» **TASK STATEMENT**
Give the number of lines that hold the string "text". Nothing else is needed.

Extracted data entries:
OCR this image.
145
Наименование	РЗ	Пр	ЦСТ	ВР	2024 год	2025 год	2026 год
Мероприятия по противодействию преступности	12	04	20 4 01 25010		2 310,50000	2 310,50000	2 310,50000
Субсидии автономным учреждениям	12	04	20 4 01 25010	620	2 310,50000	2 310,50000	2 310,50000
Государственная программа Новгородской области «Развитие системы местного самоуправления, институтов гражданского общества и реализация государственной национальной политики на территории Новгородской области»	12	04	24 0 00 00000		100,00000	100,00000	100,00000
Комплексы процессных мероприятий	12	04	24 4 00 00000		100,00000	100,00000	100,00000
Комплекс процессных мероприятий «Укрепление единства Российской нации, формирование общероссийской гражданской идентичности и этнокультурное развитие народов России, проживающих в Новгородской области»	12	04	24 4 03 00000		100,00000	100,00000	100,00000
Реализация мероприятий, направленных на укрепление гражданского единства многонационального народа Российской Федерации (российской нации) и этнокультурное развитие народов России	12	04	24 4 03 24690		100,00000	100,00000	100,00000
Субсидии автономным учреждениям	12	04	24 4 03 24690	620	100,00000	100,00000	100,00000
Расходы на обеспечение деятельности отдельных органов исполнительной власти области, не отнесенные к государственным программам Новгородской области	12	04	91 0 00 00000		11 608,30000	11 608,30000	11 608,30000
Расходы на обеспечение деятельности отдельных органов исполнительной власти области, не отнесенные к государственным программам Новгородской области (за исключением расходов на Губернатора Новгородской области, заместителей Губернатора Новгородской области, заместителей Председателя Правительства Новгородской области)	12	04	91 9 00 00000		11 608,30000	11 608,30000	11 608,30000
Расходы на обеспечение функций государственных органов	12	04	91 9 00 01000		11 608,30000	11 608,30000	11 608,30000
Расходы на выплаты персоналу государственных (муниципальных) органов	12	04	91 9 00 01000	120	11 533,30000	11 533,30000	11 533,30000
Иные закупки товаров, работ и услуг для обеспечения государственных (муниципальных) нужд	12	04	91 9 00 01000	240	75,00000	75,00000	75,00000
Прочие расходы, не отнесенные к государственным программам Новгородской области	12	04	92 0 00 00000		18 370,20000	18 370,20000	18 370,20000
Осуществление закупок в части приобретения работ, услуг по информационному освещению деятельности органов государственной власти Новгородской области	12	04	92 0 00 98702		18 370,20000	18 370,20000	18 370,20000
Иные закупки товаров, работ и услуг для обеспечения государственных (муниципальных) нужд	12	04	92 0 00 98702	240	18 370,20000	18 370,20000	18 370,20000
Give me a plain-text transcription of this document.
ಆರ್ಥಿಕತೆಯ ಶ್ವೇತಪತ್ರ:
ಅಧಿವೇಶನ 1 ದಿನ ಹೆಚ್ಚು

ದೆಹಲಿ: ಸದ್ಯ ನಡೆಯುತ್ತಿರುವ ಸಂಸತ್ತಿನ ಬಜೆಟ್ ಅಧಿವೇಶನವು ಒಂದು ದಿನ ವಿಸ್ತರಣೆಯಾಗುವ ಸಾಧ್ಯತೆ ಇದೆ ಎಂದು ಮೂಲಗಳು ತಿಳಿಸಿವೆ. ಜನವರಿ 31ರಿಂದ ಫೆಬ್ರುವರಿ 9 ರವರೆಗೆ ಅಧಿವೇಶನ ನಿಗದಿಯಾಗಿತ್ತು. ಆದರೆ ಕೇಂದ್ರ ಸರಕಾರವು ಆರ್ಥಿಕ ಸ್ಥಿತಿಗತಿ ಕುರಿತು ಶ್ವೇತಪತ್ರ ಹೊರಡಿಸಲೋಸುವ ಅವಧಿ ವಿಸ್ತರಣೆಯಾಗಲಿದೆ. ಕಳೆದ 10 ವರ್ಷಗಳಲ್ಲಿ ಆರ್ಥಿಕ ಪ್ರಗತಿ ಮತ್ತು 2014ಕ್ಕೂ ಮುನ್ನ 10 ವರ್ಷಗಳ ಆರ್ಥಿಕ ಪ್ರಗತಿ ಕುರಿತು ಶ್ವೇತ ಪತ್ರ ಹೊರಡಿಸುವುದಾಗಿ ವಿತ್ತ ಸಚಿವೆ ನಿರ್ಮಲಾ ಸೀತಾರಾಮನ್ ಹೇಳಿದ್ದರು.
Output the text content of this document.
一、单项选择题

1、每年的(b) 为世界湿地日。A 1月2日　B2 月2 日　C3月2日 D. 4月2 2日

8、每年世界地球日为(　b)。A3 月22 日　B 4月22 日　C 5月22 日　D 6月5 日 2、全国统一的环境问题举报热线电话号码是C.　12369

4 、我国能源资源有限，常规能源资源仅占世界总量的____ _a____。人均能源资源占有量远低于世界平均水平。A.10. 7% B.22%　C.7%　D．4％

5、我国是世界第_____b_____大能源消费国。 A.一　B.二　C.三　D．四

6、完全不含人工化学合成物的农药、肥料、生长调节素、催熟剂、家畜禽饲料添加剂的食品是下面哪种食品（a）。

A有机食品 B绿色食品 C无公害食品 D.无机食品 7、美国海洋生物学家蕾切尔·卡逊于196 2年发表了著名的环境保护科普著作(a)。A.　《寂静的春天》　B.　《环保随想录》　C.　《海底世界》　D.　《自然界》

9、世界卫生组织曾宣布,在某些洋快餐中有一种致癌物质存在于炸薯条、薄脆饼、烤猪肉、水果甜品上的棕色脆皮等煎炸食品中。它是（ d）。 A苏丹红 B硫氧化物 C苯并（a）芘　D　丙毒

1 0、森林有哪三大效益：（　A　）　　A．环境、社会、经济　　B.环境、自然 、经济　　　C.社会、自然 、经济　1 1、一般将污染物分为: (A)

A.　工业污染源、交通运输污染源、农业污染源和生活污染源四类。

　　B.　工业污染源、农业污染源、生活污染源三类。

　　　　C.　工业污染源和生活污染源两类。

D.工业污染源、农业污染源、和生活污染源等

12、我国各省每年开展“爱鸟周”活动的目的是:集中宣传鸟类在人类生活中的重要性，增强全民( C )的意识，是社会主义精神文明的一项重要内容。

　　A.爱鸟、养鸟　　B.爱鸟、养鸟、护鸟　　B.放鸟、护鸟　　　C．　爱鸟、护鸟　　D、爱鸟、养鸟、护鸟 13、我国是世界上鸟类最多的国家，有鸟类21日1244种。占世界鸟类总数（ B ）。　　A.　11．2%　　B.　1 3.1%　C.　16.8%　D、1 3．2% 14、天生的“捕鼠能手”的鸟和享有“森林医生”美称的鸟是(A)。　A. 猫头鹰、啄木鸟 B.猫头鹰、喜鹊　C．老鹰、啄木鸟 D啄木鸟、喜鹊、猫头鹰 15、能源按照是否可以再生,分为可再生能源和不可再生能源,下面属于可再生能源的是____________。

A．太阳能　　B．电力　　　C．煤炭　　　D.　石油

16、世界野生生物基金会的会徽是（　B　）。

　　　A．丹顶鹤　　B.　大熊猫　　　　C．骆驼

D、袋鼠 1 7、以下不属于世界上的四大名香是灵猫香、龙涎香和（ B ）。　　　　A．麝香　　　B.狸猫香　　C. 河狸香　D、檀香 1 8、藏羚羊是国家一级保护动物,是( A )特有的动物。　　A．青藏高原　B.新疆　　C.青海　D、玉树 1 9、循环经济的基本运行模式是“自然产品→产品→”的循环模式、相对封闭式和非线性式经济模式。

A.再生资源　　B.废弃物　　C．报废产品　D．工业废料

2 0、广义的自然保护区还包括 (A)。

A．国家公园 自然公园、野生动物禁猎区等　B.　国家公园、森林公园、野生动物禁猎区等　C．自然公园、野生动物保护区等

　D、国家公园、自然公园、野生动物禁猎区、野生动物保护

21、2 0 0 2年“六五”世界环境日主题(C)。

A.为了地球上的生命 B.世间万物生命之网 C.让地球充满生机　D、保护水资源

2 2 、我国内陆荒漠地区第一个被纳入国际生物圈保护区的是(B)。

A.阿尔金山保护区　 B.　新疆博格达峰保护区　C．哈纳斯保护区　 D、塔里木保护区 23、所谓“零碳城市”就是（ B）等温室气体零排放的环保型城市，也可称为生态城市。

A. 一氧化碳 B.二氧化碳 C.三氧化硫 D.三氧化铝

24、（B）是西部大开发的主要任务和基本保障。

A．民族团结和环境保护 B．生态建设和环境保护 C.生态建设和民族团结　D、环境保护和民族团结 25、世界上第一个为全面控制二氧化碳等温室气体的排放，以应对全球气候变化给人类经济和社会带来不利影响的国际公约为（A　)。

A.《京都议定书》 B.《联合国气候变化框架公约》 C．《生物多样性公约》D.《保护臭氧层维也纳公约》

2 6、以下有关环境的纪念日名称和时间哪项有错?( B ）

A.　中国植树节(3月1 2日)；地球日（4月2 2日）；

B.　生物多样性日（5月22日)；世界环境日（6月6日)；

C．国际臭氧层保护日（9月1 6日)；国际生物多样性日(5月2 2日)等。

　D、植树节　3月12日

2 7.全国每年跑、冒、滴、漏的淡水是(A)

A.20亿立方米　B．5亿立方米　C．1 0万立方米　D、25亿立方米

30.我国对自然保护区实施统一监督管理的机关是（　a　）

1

» **EXERCISE OUTPUT**
2